START GIVEN DATA

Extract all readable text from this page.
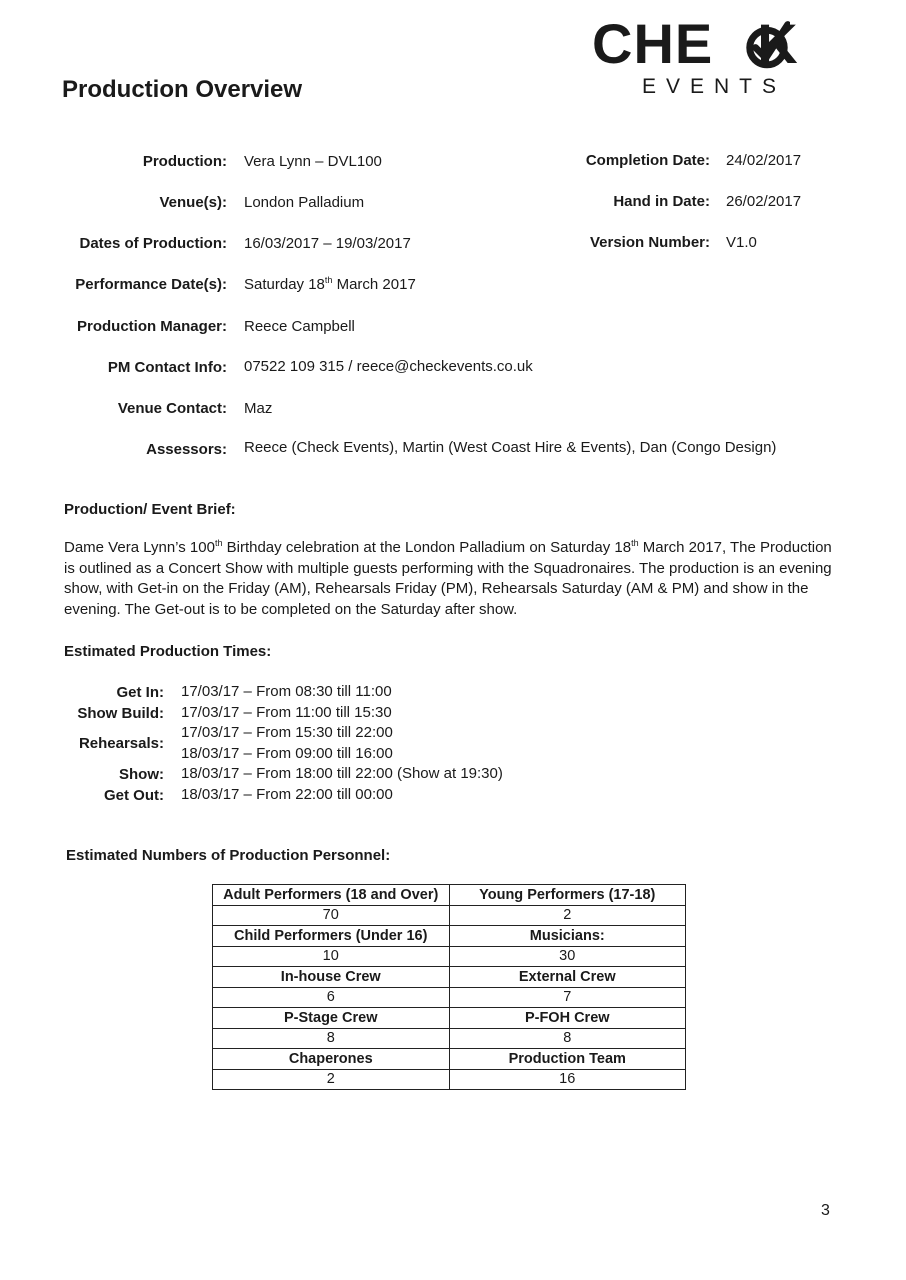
Production Overview
CHE K
EVENTS
Production: Vera Lynn – DVL100
Venue(s): London Palladium
Dates of Production: 16/03/2017 – 19/03/2017
Performance Date(s): Saturday 18th March 2017
Production Manager: Reece Campbell
PM Contact Info: 07522 109 315 / reece@checkevents.co.uk
Venue Contact: Maz
Assessors: Reece (Check Events), Martin (West Coast Hire & Events), Dan (Congo Design)
Completion Date: 24/02/2017
Hand in Date: 26/02/2017
Version Number: V1.0
Production/ Event Brief:
Dame Vera Lynn’s 100th Birthday celebration at the London Palladium on Saturday 18th March 2017, The Production is outlined as a Concert Show with multiple guests performing with the Squadronaires. The production is an evening show, with Get-in on the Friday (AM), Rehearsals Friday (PM), Rehearsals Saturday (AM & PM) and show in the evening. The Get-out is to be completed on the Saturday after show.
Estimated Production Times:
Get In: 17/03/17 – From 08:30 till 11:00
Show Build: 17/03/17 – From 11:00 till 15:30
Rehearsals:
17/03/17 – From 15:30 till 22:00
18/03/17 – From 09:00 till 16:00
Show: 18/03/17 – From 18:00 till 22:00 (Show at 19:30)
Get Out: 18/03/17 – From 22:00 till 00:00
Estimated Numbers of Production Personnel:
Adult Performers (18 and Over)	Young Performers (17-18)
70	2
Child Performers (Under 16)	Musicians:
10	30
In-house Crew	External Crew
6	7
P-Stage Crew	P-FOH Crew
8	8
Chaperones	Production Team
2	16
3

END GIVEN DATA

> _GIVEN REQUEST_
Your task is to transcribe all of the records precisely, with no images included.

> _TASK RESULT_
Extract all readable text from this page.
Production Overview
CHE K
EVENTS
Production: Vera Lynn – DVL100
Venue(s): London Palladium
Dates of Production: 16/03/2017 – 19/03/2017
Performance Date(s): Saturday 18th March 2017
Production Manager: Reece Campbell
PM Contact Info: 07522 109 315 / reece@checkevents.co.uk
Venue Contact: Maz
Assessors: Reece (Check Events), Martin (West Coast Hire & Events), Dan (Congo Design)
Completion Date: 24/02/2017
Hand in Date: 26/02/2017
Version Number: V1.0
Production/ Event Brief:
Dame Vera Lynn’s 100th Birthday celebration at the London Palladium on Saturday 18th March 2017, The Production is outlined as a Concert Show with multiple guests performing with the Squadronaires. The production is an evening show, with Get-in on the Friday (AM), Rehearsals Friday (PM), Rehearsals Saturday (AM & PM) and show in the evening. The Get-out is to be completed on the Saturday after show.
Estimated Production Times:
Get In: 17/03/17 – From 08:30 till 11:00
Show Build: 17/03/17 – From 11:00 till 15:30
Rehearsals:
17/03/17 – From 15:30 till 22:00
18/03/17 – From 09:00 till 16:00
Show: 18/03/17 – From 18:00 till 22:00 (Show at 19:30)
Get Out: 18/03/17 – From 22:00 till 00:00
Estimated Numbers of Production Personnel:
Adult Performers (18 and Over)	Young Performers (17-18)
70	2
Child Performers (Under 16)	Musicians:
10	30
In-house Crew	External Crew
6	7
P-Stage Crew	P-FOH Crew
8	8
Chaperones	Production Team
2	16
3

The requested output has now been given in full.